• **The exercise**
From the entries below, list each line with "failed".

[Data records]
——————————

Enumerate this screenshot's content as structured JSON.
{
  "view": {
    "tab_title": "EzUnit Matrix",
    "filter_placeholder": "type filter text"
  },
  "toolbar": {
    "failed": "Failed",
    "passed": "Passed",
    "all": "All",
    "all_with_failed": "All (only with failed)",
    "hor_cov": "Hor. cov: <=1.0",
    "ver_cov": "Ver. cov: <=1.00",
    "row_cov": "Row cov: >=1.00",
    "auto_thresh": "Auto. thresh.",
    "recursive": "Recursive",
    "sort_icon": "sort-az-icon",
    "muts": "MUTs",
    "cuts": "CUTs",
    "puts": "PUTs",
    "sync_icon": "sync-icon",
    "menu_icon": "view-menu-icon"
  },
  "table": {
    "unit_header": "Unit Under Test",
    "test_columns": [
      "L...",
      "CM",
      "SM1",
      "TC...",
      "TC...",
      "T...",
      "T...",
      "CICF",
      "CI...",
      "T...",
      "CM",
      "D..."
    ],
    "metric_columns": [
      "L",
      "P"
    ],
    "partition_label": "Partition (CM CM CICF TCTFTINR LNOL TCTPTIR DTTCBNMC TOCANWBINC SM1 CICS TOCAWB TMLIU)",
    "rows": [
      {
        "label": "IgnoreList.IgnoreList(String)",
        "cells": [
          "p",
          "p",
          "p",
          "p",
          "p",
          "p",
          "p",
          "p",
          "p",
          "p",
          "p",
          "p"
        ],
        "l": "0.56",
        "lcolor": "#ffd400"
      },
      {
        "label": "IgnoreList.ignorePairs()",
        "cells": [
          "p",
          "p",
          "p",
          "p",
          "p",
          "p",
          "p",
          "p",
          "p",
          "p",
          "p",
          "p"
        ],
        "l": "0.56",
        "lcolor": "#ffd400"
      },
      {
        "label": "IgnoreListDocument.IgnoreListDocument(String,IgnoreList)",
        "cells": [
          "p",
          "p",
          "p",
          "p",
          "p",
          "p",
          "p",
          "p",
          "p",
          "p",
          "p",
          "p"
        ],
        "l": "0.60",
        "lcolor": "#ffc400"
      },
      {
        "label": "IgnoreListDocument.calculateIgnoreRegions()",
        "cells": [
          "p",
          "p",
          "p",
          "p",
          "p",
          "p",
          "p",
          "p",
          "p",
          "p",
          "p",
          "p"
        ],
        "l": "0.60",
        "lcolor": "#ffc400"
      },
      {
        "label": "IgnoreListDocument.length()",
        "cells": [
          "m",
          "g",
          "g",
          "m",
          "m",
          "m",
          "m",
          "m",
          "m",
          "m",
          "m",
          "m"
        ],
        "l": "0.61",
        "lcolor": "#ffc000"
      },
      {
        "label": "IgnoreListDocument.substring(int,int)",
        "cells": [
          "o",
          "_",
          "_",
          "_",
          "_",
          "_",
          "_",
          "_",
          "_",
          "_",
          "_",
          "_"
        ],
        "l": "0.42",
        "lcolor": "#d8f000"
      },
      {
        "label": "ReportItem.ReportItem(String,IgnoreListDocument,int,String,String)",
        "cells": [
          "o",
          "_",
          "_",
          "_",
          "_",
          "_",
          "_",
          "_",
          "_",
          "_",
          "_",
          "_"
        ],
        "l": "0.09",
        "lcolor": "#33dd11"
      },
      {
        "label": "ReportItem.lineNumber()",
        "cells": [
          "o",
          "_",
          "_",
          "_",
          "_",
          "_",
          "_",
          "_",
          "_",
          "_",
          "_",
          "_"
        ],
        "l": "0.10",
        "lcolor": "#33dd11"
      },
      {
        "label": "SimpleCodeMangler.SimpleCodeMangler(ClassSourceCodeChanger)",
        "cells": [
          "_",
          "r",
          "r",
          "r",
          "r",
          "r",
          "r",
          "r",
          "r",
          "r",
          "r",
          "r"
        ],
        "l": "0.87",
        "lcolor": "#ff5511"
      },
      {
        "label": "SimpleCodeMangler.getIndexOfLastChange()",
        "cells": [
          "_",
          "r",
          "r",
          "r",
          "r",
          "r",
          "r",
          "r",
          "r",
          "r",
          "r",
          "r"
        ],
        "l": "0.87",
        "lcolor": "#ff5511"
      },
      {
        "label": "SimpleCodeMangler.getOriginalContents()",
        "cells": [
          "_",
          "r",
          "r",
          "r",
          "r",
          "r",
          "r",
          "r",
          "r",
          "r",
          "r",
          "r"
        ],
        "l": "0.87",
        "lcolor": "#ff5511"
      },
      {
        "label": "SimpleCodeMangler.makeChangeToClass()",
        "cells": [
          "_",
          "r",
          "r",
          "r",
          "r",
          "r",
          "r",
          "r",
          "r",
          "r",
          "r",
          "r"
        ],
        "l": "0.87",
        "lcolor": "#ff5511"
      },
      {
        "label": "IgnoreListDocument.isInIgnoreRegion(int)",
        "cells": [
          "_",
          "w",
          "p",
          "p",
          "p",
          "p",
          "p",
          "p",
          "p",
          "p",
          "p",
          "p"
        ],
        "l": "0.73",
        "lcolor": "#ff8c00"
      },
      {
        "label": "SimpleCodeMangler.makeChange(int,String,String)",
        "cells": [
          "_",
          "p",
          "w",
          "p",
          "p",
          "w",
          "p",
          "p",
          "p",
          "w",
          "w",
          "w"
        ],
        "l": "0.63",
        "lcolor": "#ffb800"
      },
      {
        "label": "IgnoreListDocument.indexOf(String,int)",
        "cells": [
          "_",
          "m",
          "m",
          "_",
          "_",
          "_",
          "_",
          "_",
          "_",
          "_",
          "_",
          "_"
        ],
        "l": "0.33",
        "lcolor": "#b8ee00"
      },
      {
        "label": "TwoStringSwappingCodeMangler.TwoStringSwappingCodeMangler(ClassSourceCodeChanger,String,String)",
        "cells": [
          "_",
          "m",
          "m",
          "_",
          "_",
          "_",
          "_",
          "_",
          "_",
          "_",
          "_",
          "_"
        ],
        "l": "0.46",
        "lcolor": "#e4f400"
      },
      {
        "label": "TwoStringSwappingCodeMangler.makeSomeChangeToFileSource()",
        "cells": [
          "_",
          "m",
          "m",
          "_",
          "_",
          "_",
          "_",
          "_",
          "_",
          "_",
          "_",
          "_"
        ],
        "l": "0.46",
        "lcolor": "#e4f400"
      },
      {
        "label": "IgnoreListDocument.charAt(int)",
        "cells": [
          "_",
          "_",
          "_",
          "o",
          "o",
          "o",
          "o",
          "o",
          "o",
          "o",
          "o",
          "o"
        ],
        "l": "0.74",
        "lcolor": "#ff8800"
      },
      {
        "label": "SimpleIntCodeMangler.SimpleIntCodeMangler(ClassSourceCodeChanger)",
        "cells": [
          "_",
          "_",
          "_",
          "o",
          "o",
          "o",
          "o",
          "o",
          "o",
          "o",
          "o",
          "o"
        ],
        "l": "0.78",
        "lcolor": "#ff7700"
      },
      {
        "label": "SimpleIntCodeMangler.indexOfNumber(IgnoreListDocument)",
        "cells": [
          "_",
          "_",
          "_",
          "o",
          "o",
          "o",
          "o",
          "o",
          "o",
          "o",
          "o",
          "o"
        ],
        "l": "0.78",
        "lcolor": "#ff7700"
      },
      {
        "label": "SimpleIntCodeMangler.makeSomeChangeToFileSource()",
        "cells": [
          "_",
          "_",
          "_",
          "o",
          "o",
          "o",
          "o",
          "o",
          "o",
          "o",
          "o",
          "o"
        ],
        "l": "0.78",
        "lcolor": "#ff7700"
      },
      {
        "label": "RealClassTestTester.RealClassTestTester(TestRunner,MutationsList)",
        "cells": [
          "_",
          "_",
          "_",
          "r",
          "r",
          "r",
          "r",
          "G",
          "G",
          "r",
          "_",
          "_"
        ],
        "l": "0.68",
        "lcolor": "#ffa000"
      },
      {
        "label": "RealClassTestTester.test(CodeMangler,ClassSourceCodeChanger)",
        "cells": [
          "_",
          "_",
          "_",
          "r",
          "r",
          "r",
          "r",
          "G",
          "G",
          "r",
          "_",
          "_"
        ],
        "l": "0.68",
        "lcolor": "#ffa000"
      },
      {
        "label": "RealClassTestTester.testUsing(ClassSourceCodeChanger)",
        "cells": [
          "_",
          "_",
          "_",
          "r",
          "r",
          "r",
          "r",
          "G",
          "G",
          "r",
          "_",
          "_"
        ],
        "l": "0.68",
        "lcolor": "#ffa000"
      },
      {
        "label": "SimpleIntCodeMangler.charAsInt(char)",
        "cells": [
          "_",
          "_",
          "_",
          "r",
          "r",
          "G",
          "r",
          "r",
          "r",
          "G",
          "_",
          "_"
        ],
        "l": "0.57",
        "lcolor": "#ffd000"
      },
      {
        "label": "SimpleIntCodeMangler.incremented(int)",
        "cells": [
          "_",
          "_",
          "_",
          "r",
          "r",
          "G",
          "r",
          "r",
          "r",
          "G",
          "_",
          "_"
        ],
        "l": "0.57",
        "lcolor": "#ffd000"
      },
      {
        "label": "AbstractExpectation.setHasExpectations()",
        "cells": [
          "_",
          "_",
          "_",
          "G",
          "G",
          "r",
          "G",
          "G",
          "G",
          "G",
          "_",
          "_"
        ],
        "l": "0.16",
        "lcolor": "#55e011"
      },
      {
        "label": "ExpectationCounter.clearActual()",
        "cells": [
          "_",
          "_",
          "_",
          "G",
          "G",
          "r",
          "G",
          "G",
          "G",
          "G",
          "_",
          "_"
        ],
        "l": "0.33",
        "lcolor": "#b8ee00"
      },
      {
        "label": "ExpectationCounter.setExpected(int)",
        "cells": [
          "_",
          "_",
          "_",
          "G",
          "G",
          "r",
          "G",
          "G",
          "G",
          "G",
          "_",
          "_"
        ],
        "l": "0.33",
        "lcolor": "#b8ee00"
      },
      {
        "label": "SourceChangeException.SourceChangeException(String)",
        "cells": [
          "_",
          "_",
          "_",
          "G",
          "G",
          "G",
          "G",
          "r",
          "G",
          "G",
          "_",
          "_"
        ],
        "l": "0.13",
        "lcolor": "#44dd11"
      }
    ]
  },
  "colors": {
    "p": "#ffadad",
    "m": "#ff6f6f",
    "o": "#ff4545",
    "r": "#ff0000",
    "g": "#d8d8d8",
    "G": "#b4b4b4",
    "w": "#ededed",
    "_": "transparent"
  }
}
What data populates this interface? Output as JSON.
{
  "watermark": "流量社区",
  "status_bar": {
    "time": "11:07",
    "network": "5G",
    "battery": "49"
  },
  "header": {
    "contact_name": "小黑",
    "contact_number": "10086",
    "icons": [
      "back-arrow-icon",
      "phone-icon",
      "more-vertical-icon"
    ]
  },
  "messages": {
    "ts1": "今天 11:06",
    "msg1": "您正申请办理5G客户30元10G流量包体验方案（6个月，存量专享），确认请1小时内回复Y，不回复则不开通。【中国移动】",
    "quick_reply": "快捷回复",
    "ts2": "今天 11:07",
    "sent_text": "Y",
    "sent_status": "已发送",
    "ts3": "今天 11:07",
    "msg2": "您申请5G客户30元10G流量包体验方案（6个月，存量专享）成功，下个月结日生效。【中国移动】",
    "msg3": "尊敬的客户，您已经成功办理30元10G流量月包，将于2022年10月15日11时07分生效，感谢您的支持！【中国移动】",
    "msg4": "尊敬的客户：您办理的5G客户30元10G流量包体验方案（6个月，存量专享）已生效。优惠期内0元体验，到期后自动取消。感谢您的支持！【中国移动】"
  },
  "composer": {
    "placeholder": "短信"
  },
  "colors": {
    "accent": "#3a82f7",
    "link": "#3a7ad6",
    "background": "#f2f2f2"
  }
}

——————————

• **Reply to the task**
    "failed": "Failed",
    "all_with_failed": "All (only with failed)",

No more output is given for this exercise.